Work instructions: Look through the lines below and extract any with the word "screenshot".

Provided records:
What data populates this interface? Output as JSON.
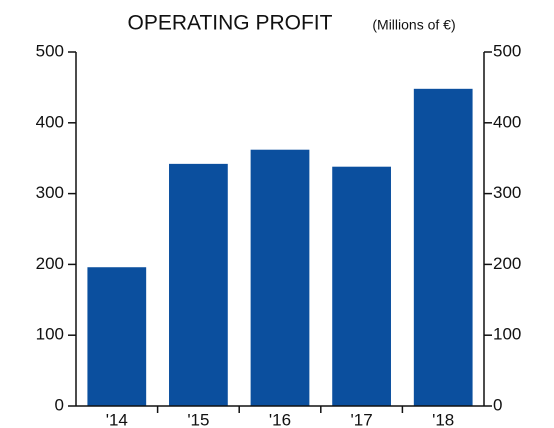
{
  "chart_data": {
    "type": "bar",
    "title": "OPERATING PROFIT",
    "subtitle": "(Millions of €)",
    "categories": [
      "'14",
      "'15",
      "'16",
      "'17",
      "'18"
    ],
    "values": [
      196,
      342,
      362,
      338,
      448
    ],
    "color": "#0b4f9e",
    "ylim": [
      0,
      500
    ],
    "yticks": [
      0,
      100,
      200,
      300,
      400,
      500
    ],
    "y2lim": [
      0,
      500
    ],
    "y2ticks": [
      0,
      100,
      200,
      300,
      400,
      500
    ],
    "grid": false
  }
}
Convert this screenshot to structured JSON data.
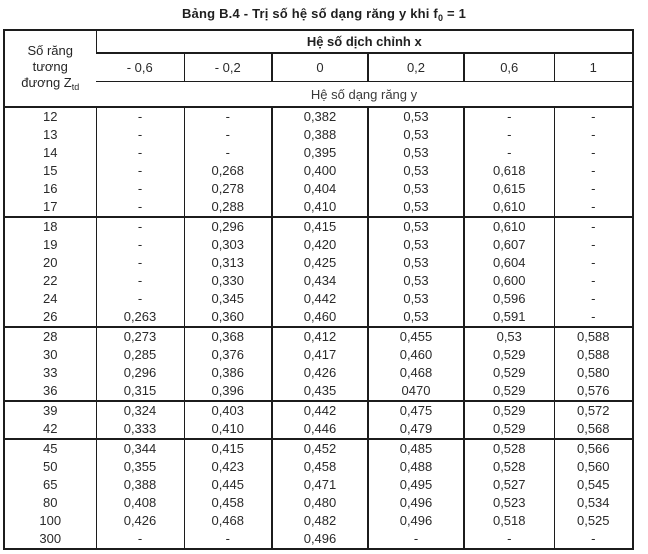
{
  "title": {
    "prefix": "Bảng B.4 - Trị số hệ số dạng răng y khi f",
    "subscript": "0",
    "suffix": " = 1"
  },
  "table": {
    "corner_header": {
      "lines": [
        "Số răng",
        "tương",
        "đương Z"
      ],
      "subscript": "td"
    },
    "top_span_header": "Hệ số dịch chỉnh x",
    "x_shift_values": [
      "- 0,6",
      "- 0,2",
      "0",
      "0,2",
      "0,6",
      "1"
    ],
    "bottom_span_header": "Hệ số dạng răng y",
    "groups": [
      {
        "rows": [
          [
            "12",
            "-",
            "-",
            "0,382",
            "0,53",
            "-",
            "-"
          ],
          [
            "13",
            "-",
            "-",
            "0,388",
            "0,53",
            "-",
            "-"
          ],
          [
            "14",
            "-",
            "-",
            "0,395",
            "0,53",
            "-",
            "-"
          ],
          [
            "15",
            "-",
            "0,268",
            "0,400",
            "0,53",
            "0,618",
            "-"
          ],
          [
            "16",
            "-",
            "0,278",
            "0,404",
            "0,53",
            "0,615",
            "-"
          ],
          [
            "17",
            "-",
            "0,288",
            "0,410",
            "0,53",
            "0,610",
            "-"
          ]
        ]
      },
      {
        "rows": [
          [
            "18",
            "-",
            "0,296",
            "0,415",
            "0,53",
            "0,610",
            "-"
          ],
          [
            "19",
            "-",
            "0,303",
            "0,420",
            "0,53",
            "0,607",
            "-"
          ],
          [
            "20",
            "-",
            "0,313",
            "0,425",
            "0,53",
            "0,604",
            "-"
          ],
          [
            "22",
            "-",
            "0,330",
            "0,434",
            "0,53",
            "0,600",
            "-"
          ],
          [
            "24",
            "-",
            "0,345",
            "0,442",
            "0,53",
            "0,596",
            "-"
          ],
          [
            "26",
            "0,263",
            "0,360",
            "0,460",
            "0,53",
            "0,591",
            "-"
          ]
        ]
      },
      {
        "rows": [
          [
            "28",
            "0,273",
            "0,368",
            "0,412",
            "0,455",
            "0,53",
            "0,588"
          ],
          [
            "30",
            "0,285",
            "0,376",
            "0,417",
            "0,460",
            "0,529",
            "0,588"
          ],
          [
            "33",
            "0,296",
            "0,386",
            "0,426",
            "0,468",
            "0,529",
            "0,580"
          ],
          [
            "36",
            "0,315",
            "0,396",
            "0,435",
            "0470",
            "0,529",
            "0,576"
          ]
        ]
      },
      {
        "rows": [
          [
            "39",
            "0,324",
            "0,403",
            "0,442",
            "0,475",
            "0,529",
            "0,572"
          ],
          [
            "42",
            "0,333",
            "0,410",
            "0,446",
            "0,479",
            "0,529",
            "0,568"
          ]
        ]
      },
      {
        "rows": [
          [
            "45",
            "0,344",
            "0,415",
            "0,452",
            "0,485",
            "0,528",
            "0,566"
          ],
          [
            "50",
            "0,355",
            "0,423",
            "0,458",
            "0,488",
            "0,528",
            "0,560"
          ],
          [
            "65",
            "0,388",
            "0,445",
            "0,471",
            "0,495",
            "0,527",
            "0,545"
          ],
          [
            "80",
            "0,408",
            "0,458",
            "0,480",
            "0,496",
            "0,523",
            "0,534"
          ],
          [
            "100",
            "0,426",
            "0,468",
            "0,482",
            "0,496",
            "0,518",
            "0,525"
          ],
          [
            "300",
            "-",
            "-",
            "0,496",
            "-",
            "-",
            "-"
          ]
        ]
      }
    ]
  }
}
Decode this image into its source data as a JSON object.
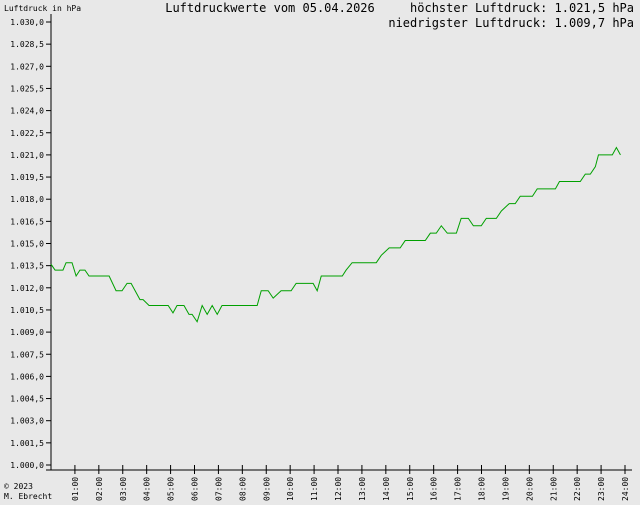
{
  "chart_data": {
    "type": "line",
    "title": "Luftdruckwerte vom 05.04.2026",
    "y_label": "Luftdruck in hPa",
    "annotations": [
      "höchster Luftdruck: 1.021,5 hPa",
      "niedrigster Luftdruck: 1.009,7 hPa"
    ],
    "credits": [
      "© 2023",
      "M. Ebrecht"
    ],
    "xlim": [
      0,
      24
    ],
    "ylim": [
      1000,
      1030
    ],
    "xticks": [
      {
        "value": 1,
        "label": "01:00"
      },
      {
        "value": 2,
        "label": "02:00"
      },
      {
        "value": 3,
        "label": "03:00"
      },
      {
        "value": 4,
        "label": "04:00"
      },
      {
        "value": 5,
        "label": "05:00"
      },
      {
        "value": 6,
        "label": "06:00"
      },
      {
        "value": 7,
        "label": "07:00"
      },
      {
        "value": 8,
        "label": "08:00"
      },
      {
        "value": 9,
        "label": "09:00"
      },
      {
        "value": 10,
        "label": "10:00"
      },
      {
        "value": 11,
        "label": "11:00"
      },
      {
        "value": 12,
        "label": "12:00"
      },
      {
        "value": 13,
        "label": "13:00"
      },
      {
        "value": 14,
        "label": "14:00"
      },
      {
        "value": 15,
        "label": "15:00"
      },
      {
        "value": 16,
        "label": "16:00"
      },
      {
        "value": 17,
        "label": "17:00"
      },
      {
        "value": 18,
        "label": "18:00"
      },
      {
        "value": 19,
        "label": "19:00"
      },
      {
        "value": 20,
        "label": "20:00"
      },
      {
        "value": 21,
        "label": "21:00"
      },
      {
        "value": 22,
        "label": "22:00"
      },
      {
        "value": 23,
        "label": "23:00"
      },
      {
        "value": 24,
        "label": "24:00"
      }
    ],
    "yticks": [
      {
        "value": 1000,
        "label": "1.000,0"
      },
      {
        "value": 1001.5,
        "label": "1.001,5"
      },
      {
        "value": 1003,
        "label": "1.003,0"
      },
      {
        "value": 1004.5,
        "label": "1.004,5"
      },
      {
        "value": 1006,
        "label": "1.006,0"
      },
      {
        "value": 1007.5,
        "label": "1.007,5"
      },
      {
        "value": 1009,
        "label": "1.009,0"
      },
      {
        "value": 1010.5,
        "label": "1.010,5"
      },
      {
        "value": 1012,
        "label": "1.012,0"
      },
      {
        "value": 1013.5,
        "label": "1.013,5"
      },
      {
        "value": 1015,
        "label": "1.015,0"
      },
      {
        "value": 1016.5,
        "label": "1.016,5"
      },
      {
        "value": 1018,
        "label": "1.018,0"
      },
      {
        "value": 1019.5,
        "label": "1.019,5"
      },
      {
        "value": 1021,
        "label": "1.021,0"
      },
      {
        "value": 1022.5,
        "label": "1.022,5"
      },
      {
        "value": 1024,
        "label": "1.024,0"
      },
      {
        "value": 1025.5,
        "label": "1.025,5"
      },
      {
        "value": 1027,
        "label": "1.027,0"
      },
      {
        "value": 1028.5,
        "label": "1.028,5"
      },
      {
        "value": 1030,
        "label": "1.030,0"
      }
    ],
    "x": [
      0,
      0.17,
      0.5,
      0.63,
      0.88,
      1.05,
      1.21,
      1.42,
      1.59,
      2.43,
      2.72,
      2.97,
      3.18,
      3.35,
      3.72,
      3.85,
      4.1,
      4.9,
      5.1,
      5.27,
      5.56,
      5.77,
      5.9,
      6.11,
      6.32,
      6.53,
      6.74,
      6.95,
      7.15,
      8.62,
      8.79,
      9.08,
      9.29,
      9.62,
      10.04,
      10.25,
      10.96,
      11.13,
      11.3,
      12.18,
      12.34,
      12.59,
      13.6,
      13.81,
      14.14,
      14.6,
      14.81,
      15.65,
      15.86,
      16.11,
      16.32,
      16.57,
      16.95,
      17.15,
      17.45,
      17.66,
      17.99,
      18.2,
      18.62,
      18.83,
      19.16,
      19.41,
      19.62,
      20.13,
      20.33,
      21.09,
      21.26,
      22.13,
      22.34,
      22.55,
      22.76,
      22.89,
      23.47,
      23.64,
      23.81
    ],
    "series": [
      {
        "color": "#00a000",
        "values": [
          1013.6,
          1013.2,
          1013.2,
          1013.7,
          1013.7,
          1012.8,
          1013.2,
          1013.2,
          1012.8,
          1012.8,
          1011.8,
          1011.8,
          1012.3,
          1012.3,
          1011.2,
          1011.2,
          1010.8,
          1010.8,
          1010.3,
          1010.8,
          1010.8,
          1010.2,
          1010.2,
          1009.7,
          1010.8,
          1010.2,
          1010.8,
          1010.2,
          1010.8,
          1010.8,
          1011.8,
          1011.8,
          1011.3,
          1011.8,
          1011.8,
          1012.3,
          1012.3,
          1011.8,
          1012.8,
          1012.8,
          1013.2,
          1013.7,
          1013.7,
          1014.2,
          1014.7,
          1014.7,
          1015.2,
          1015.2,
          1015.7,
          1015.7,
          1016.2,
          1015.7,
          1015.7,
          1016.7,
          1016.7,
          1016.2,
          1016.2,
          1016.7,
          1016.7,
          1017.2,
          1017.7,
          1017.7,
          1018.2,
          1018.2,
          1018.7,
          1018.7,
          1019.2,
          1019.2,
          1019.7,
          1019.7,
          1020.2,
          1021.0,
          1021.0,
          1021.5,
          1021.0
        ]
      }
    ]
  }
}
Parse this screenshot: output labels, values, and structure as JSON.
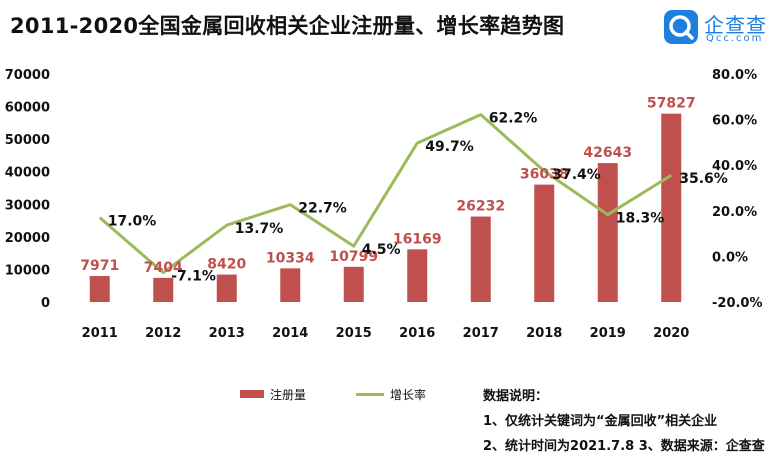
{
  "title": "2011-2020全国金属回收相关企业注册量、增长率趋势图",
  "logo": {
    "name": "企查查",
    "sub": "Qcc.com"
  },
  "chart_data": {
    "type": "bar",
    "categories": [
      "2011",
      "2012",
      "2013",
      "2014",
      "2015",
      "2016",
      "2017",
      "2018",
      "2019",
      "2020"
    ],
    "series": [
      {
        "name": "注册量",
        "type": "bar",
        "axis": "left",
        "color": "#c0504d",
        "values": [
          7971,
          7404,
          8420,
          10334,
          10799,
          16169,
          26232,
          36038,
          42643,
          57827
        ],
        "labels": [
          "7971",
          "7404",
          "8420",
          "10334",
          "10799",
          "16169",
          "26232",
          "36038",
          "42643",
          "57827"
        ]
      },
      {
        "name": "增长率",
        "type": "line",
        "axis": "right",
        "color": "#9bbb59",
        "values": [
          17.0,
          -7.1,
          13.7,
          22.7,
          4.5,
          49.7,
          62.2,
          37.4,
          18.3,
          35.6
        ],
        "labels": [
          "17.0%",
          "-7.1%",
          "13.7%",
          "22.7%",
          "4.5%",
          "49.7%",
          "62.2%",
          "37.4%",
          "18.3%",
          "35.6%"
        ]
      }
    ],
    "y_left": {
      "ylim": [
        0,
        70000
      ],
      "ticks": [
        "0",
        "10000",
        "20000",
        "30000",
        "40000",
        "50000",
        "60000",
        "70000"
      ]
    },
    "y_right": {
      "ylim": [
        -20,
        80
      ],
      "ticks": [
        "-20.0%",
        "0.0%",
        "20.0%",
        "40.0%",
        "60.0%",
        "80.0%"
      ]
    },
    "grid": false,
    "legend": "bottom"
  },
  "notes": {
    "heading": "数据说明：",
    "line1": "1、仅统计关键词为“金属回收”相关企业",
    "line2": "2、统计时间为2021.7.8 3、数据来源：企查查"
  }
}
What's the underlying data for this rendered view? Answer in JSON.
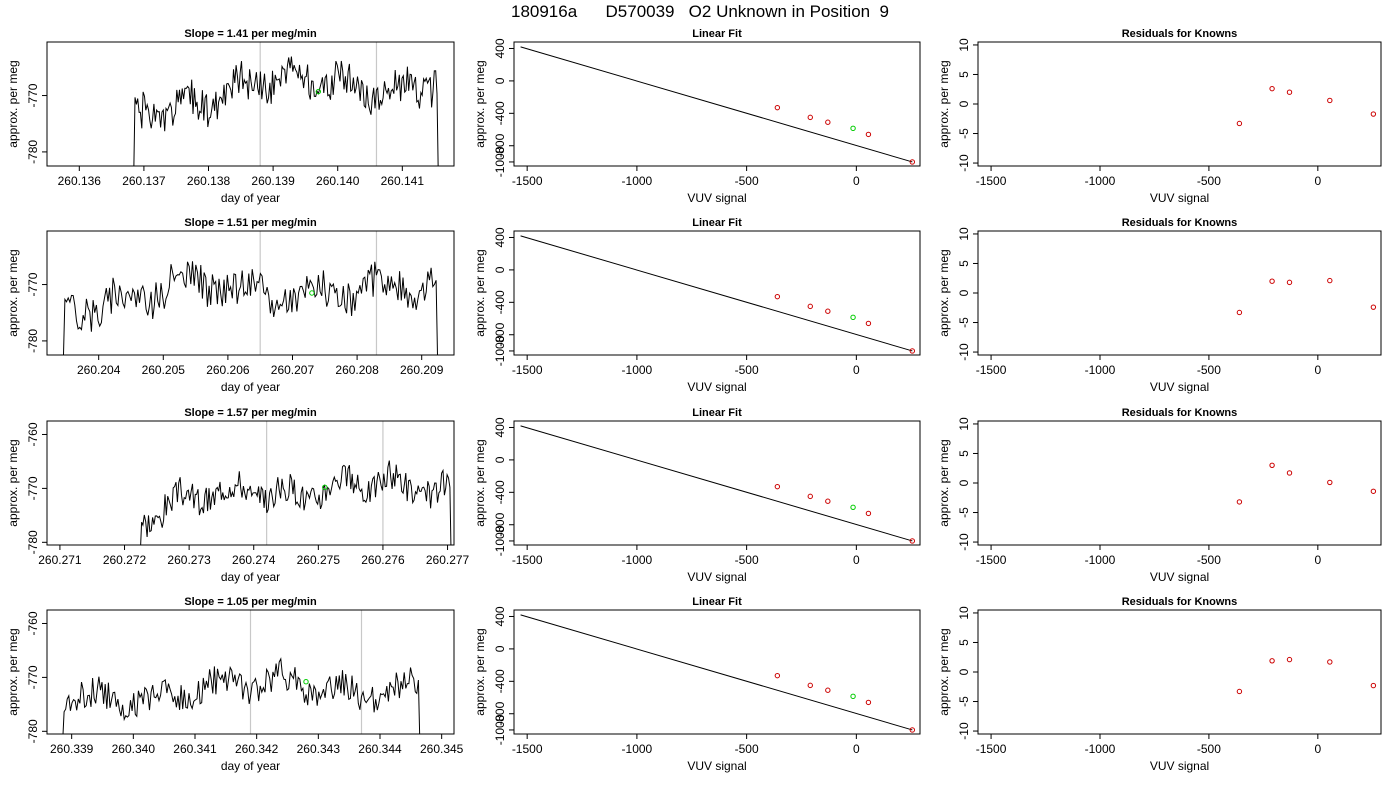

Finished exercise:
Convert this screenshot to structured JSON data.
Parse this screenshot: output labels, values, and structure as JSON.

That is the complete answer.